» **Consigne écrite A**: D'après le passage sur l'« israelitica dignitas », en quelle année les évêques français ont-ils édité leur document ?
» **Consigne écrite B**: Reprends le listing depuis sa première ligne jusqu'à la ligne contenant « 285, 929, 289] » incluse, en renommant « x-axis-ticks » en « x-axis-labels » et sans rien modifier d'autre.

C’est sur ce terreau qu’avait fleuri, jadis, le texte de l’oraison du Samedi-Saint, qui suit le récit du passage de la mer Rouge, lors de la Vigile pascale, et dont voici une traduction française [2] :

«Dieu – dont nous percevons les merveilles jusqu’en notre temps -, tandis que, par l’eau de régénération, tu opères, pour le salut des nations, ce que la puissance de ta droite a conféré à un seul peuple en le libérant de la persécution d’Egypte, fais que la totalité du monde accède [à la condition de] fils d’Abraham et à la dignité israélite [israelitica dignitas].»

Cette «israelitica dignitas» est-elle devenue l’apanage des nations chrétiennes ? C’est ce qu’affirmait, en tout cas, un document édité par les évêques français en 1997 [3], lequel reprenait à son compte un extrait du Catéchisme de l’Église Catholique (CEC) à propos de la fête de l’Épiphanie [4] :

« …L’Épiphanie manifeste que « la plénitude des païens entre dans la famille des patriarches » et acquiert la israelitica dignitas. »

La conviction de cette assertion conduit, me semble-t-il, à se poser la question de savoir s’il ne s’agit là que d’une interprétation des compilateurs du CEC [5]. En mettant entre guillemets l’exclamation de S. Léon le Grand [6], « intret in patriarcharum familiam » [7] – qui est une citation d’une lettre de ce pape -, et en la faisant suivre de l’expression israelitica dignitas, forgée par des liturgistes de jadis [8], cet ouvrage confère à une conception ecclésiologique substitutionniste une prestigieuse référence d’autorité et une patine de tradition vénérable.

Qu’on n’aille pas croire pour autant que l’expression « israelitica dignitas » soit une pure invention des liturgistes. Elle figure, en effet, sous une forme légèrement différente, mais de sens identique – « dignité de la race élue » (electi generis dignitatem) -, dans le texte suivant du pape S. Léon [9] :

« Voici qu’ »aîné », tu « sers le cadet » [cf. Gn 25, 23 = Rm 9, 12], et, tandis que « des étrangers » entrent dans ta « part d’héritage » [cf. Ps 79, 1 = Ac 26, 18 ; et Is 56, 3-8], tu lis, comme un serviteur, son testament [l’Écriture], dont tu ne connais que « la lettre » [cf. Rm 7, 6]. Qu’elle « entre », qu’elle « entre, la plénitude des nations » [cf. Rm 11, 25], dans la famille des patriarches [cf. Ga 3, 7] ; et que les « fils de la promesse » [cf. Rm 9, 8 ; Ga 4, 28 ; He 11, 17] reçoivent la bénédiction de la « race d’Abraham » [cf. Gn 18, 18 ; 22, 18 ; 26, 4 ; Ac 13, 26], que rejettent les « fils de la chair » [cf. Rm 9, 8]. Que par le truchement des trois mages, tous les peuples adorent le Créateur de l’univers [cf. Rm 15, 11], et que « Dieu » ne soit plus seulement « connu en Judée », mais dans le monde entier, afin que, partout, « son nom soit grand en Israël » [cf. Ps 76, 2]. Puisque cette dignité de la race élue, convaincue d’infidélité dans sa postérité, a dégénéré, la foi en fait le bien commun de tous.» [10].

» **Listing fourni**:
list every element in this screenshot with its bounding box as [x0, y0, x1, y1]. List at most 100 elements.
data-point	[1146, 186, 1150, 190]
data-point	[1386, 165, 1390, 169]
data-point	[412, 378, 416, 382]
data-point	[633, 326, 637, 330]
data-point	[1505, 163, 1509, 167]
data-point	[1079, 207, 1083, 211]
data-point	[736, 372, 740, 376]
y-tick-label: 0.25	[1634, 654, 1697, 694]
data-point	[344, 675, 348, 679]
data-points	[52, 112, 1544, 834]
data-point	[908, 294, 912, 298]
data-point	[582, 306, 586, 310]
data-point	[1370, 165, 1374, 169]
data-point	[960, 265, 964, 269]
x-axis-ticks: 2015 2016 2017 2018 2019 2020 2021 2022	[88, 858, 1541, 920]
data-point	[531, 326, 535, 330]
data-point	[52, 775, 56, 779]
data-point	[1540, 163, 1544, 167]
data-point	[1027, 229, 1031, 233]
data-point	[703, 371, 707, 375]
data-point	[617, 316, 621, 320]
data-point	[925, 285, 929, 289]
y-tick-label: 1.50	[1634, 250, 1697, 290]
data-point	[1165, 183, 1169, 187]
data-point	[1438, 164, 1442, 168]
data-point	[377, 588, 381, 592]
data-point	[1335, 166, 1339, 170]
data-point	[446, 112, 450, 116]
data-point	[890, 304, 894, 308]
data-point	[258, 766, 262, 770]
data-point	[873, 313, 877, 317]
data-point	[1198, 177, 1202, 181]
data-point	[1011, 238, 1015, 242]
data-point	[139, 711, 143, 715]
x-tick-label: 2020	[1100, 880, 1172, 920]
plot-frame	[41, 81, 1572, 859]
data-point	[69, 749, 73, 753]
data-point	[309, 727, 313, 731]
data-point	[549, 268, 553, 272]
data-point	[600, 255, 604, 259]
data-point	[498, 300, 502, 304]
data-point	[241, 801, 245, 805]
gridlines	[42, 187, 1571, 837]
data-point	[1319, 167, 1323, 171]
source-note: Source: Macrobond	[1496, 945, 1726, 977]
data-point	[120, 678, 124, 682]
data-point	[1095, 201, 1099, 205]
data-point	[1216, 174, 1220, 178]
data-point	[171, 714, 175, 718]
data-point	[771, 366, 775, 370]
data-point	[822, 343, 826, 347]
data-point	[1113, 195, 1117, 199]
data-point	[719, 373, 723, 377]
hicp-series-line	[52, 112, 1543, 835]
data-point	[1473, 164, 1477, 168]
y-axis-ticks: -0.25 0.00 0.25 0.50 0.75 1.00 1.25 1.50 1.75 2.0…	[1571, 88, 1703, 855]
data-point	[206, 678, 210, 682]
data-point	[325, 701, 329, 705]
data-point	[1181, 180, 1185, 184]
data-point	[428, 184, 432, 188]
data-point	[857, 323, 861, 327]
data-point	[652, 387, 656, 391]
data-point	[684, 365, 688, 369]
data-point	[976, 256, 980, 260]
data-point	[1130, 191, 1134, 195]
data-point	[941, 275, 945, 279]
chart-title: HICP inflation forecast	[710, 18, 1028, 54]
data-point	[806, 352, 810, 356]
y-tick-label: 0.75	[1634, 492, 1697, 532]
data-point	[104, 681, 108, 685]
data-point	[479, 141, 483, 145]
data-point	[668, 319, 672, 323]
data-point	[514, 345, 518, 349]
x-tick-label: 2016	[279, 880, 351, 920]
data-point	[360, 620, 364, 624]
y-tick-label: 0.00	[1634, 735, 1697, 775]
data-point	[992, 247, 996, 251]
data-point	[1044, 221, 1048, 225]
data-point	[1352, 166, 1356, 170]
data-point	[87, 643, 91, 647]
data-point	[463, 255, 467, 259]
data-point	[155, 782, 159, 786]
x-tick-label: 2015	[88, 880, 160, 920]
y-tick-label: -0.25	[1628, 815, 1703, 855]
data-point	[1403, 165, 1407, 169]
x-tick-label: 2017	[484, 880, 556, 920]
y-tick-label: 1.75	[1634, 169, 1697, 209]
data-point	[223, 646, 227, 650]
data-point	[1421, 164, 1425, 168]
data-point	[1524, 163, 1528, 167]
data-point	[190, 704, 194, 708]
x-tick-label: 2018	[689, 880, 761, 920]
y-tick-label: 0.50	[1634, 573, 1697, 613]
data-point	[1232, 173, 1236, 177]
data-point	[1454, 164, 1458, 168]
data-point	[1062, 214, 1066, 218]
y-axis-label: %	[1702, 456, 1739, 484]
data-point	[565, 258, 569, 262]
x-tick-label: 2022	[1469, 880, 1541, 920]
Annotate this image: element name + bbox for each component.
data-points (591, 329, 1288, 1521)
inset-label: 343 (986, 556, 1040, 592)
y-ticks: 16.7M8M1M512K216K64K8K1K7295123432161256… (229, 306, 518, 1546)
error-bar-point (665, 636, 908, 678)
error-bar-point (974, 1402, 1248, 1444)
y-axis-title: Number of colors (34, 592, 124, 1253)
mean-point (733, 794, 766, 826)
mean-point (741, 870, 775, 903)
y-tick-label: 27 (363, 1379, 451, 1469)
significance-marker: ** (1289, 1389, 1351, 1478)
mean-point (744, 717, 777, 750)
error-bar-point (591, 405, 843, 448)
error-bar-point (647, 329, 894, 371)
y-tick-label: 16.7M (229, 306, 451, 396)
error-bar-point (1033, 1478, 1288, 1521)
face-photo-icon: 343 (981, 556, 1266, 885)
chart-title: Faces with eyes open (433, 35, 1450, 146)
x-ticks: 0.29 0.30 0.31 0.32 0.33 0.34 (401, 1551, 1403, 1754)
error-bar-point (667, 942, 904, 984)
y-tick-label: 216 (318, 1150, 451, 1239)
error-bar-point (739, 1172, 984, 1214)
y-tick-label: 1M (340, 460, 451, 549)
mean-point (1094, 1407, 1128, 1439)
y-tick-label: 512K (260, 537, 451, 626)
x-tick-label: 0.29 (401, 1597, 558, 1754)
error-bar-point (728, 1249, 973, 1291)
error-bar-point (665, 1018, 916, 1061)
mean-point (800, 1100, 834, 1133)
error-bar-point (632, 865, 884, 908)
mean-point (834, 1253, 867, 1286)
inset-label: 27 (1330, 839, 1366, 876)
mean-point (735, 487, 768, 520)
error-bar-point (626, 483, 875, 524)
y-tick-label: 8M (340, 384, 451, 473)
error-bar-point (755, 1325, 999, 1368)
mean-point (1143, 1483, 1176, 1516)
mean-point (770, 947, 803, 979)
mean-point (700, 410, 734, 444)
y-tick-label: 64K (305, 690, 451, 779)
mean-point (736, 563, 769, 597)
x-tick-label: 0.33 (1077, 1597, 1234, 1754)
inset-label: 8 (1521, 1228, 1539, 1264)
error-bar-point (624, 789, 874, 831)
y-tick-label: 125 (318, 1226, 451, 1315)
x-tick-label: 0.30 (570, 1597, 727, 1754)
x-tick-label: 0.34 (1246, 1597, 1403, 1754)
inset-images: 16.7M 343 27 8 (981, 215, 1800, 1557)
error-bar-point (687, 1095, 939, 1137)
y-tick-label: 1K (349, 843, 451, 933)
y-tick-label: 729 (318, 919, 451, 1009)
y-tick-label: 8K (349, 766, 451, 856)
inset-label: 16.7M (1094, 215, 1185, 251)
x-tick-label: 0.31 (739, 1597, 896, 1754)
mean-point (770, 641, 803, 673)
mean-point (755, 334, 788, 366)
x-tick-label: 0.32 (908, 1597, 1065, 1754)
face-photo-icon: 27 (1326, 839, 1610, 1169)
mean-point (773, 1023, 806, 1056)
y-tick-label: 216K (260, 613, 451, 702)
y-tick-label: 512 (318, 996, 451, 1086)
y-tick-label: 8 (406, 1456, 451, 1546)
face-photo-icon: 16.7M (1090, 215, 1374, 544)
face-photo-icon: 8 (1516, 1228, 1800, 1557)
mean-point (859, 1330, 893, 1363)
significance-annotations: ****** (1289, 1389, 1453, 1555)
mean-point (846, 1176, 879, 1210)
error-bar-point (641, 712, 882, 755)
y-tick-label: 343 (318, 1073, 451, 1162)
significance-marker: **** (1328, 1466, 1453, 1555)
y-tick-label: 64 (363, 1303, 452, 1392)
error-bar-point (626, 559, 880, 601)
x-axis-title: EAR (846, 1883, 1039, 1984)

» **Résultat obtenu A**: En 1997.

» **Résultat obtenu B**:
list every element in this screenshot with its bounding box as [x0, y0, x1, y1]. List at most 100 elements.
data-point	[1146, 186, 1150, 190]
data-point	[1386, 165, 1390, 169]
data-point	[412, 378, 416, 382]
data-point	[633, 326, 637, 330]
data-point	[1505, 163, 1509, 167]
data-point	[1079, 207, 1083, 211]
data-point	[736, 372, 740, 376]
y-tick-label: 0.25	[1634, 654, 1697, 694]
data-point	[344, 675, 348, 679]
data-points	[52, 112, 1544, 834]
data-point	[908, 294, 912, 298]
data-point	[582, 306, 586, 310]
data-point	[1370, 165, 1374, 169]
data-point	[960, 265, 964, 269]
x-axis-labels: 2015 2016 2017 2018 2019 2020 2021 2022	[88, 858, 1541, 920]
data-point	[531, 326, 535, 330]
data-point	[52, 775, 56, 779]
data-point	[1540, 163, 1544, 167]
data-point	[1027, 229, 1031, 233]
data-point	[703, 371, 707, 375]
data-point	[617, 316, 621, 320]
data-point	[925, 285, 929, 289]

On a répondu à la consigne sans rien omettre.